AIM: Below are some records. Copy every line in them that holds "Count".

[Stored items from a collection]

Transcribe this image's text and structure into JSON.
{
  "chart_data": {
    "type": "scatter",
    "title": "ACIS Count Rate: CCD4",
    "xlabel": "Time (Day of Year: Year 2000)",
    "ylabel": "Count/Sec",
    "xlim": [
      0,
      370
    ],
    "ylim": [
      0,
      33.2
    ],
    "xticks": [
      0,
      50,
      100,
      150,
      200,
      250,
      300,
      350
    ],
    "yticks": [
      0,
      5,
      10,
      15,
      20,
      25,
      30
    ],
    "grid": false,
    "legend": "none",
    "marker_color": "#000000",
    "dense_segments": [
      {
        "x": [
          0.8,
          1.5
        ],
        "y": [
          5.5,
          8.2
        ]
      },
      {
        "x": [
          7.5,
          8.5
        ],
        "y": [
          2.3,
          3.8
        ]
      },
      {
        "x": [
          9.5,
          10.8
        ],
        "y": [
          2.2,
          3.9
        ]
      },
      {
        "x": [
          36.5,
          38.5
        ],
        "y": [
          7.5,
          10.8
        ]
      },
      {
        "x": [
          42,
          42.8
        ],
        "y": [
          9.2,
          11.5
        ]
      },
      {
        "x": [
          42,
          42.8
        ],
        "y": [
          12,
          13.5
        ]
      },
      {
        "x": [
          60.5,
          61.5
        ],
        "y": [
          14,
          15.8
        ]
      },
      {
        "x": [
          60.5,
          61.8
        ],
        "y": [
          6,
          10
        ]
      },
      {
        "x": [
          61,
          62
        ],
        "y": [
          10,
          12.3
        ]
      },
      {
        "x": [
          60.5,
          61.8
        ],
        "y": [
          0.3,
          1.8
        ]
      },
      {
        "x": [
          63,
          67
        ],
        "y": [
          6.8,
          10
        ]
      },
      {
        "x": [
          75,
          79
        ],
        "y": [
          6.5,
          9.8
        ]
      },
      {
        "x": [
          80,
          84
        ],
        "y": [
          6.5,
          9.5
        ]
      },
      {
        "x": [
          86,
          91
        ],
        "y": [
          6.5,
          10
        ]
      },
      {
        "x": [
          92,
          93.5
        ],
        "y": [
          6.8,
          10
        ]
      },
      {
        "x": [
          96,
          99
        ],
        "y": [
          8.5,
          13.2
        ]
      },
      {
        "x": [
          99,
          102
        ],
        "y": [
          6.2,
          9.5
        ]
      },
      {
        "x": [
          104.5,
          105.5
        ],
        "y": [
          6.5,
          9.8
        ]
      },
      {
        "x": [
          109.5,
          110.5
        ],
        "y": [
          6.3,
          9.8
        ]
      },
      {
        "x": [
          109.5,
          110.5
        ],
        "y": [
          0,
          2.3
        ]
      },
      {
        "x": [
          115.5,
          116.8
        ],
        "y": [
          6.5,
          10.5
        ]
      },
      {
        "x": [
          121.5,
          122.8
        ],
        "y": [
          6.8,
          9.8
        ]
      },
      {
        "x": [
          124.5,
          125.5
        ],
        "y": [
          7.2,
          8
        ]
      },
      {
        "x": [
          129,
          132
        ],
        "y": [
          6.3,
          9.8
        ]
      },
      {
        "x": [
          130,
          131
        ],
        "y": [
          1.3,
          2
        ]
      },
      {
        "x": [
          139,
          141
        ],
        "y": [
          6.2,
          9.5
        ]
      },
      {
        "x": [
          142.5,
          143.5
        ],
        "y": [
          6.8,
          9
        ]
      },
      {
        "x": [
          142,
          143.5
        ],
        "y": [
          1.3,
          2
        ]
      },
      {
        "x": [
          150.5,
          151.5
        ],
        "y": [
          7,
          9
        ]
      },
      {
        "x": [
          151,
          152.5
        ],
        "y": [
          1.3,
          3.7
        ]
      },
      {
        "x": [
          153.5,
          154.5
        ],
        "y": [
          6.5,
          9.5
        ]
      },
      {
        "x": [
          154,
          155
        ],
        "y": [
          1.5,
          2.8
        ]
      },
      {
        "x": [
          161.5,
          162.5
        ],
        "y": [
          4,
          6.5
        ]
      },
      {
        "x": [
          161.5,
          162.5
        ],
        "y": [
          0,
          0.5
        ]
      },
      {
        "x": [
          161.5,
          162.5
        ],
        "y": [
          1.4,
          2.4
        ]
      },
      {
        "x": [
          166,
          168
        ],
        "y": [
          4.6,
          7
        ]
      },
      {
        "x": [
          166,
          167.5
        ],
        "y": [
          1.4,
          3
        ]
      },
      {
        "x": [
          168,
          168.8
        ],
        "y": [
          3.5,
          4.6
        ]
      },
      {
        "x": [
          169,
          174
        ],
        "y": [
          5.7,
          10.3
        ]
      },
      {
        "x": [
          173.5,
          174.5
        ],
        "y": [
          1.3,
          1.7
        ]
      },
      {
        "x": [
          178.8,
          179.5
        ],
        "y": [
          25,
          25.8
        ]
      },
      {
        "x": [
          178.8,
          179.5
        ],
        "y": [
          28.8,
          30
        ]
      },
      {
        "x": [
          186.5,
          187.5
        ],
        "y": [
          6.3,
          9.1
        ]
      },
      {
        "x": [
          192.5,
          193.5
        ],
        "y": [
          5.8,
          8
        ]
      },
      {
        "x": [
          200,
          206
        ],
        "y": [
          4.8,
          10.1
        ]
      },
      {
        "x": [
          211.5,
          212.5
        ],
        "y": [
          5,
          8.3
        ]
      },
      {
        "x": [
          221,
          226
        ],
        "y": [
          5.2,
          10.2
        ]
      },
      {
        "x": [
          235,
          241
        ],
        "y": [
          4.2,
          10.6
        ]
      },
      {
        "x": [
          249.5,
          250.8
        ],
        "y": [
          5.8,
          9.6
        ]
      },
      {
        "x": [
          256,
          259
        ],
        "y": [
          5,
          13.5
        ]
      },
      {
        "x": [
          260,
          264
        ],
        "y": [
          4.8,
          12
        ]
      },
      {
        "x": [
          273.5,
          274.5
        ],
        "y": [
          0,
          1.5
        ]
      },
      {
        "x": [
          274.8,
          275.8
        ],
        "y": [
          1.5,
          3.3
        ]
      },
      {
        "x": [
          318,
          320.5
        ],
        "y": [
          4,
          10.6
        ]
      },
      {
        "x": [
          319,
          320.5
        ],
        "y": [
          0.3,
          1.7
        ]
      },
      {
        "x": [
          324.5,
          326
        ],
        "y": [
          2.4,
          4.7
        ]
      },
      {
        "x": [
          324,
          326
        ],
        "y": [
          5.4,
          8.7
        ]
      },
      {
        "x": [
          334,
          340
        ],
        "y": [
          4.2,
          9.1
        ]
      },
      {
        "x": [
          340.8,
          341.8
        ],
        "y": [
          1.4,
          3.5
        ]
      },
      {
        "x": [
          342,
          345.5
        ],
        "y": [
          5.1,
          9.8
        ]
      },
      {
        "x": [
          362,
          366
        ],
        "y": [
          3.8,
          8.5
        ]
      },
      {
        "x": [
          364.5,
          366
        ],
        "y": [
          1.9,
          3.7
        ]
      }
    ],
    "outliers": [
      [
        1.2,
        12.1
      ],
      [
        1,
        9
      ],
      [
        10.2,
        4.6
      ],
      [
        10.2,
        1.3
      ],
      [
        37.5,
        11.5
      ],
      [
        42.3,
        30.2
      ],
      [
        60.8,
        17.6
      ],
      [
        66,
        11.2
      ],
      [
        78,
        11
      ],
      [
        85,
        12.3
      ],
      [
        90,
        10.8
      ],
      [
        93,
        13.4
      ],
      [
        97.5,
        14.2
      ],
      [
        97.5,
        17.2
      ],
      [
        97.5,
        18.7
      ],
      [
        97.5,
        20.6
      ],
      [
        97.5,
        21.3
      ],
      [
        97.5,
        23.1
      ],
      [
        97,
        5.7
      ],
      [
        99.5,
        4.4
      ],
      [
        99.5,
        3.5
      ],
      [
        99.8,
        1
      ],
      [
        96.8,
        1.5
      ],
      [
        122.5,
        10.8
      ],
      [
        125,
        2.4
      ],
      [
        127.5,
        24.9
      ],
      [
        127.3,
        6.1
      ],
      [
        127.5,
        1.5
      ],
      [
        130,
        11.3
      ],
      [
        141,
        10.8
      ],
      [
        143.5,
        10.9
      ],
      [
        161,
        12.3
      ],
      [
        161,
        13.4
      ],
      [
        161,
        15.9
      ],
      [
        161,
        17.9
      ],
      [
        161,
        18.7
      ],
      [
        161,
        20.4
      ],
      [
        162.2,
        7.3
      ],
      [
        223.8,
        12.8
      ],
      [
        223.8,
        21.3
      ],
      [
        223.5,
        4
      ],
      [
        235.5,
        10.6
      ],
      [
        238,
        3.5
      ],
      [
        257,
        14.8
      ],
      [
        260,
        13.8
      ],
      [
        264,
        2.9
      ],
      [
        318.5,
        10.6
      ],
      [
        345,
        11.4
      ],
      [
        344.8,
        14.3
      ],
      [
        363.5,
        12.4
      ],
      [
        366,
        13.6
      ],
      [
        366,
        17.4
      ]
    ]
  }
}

FINAL ANSWER:
    "title": "ACIS Count Rate: CCD4",
    "ylabel": "Count/Sec",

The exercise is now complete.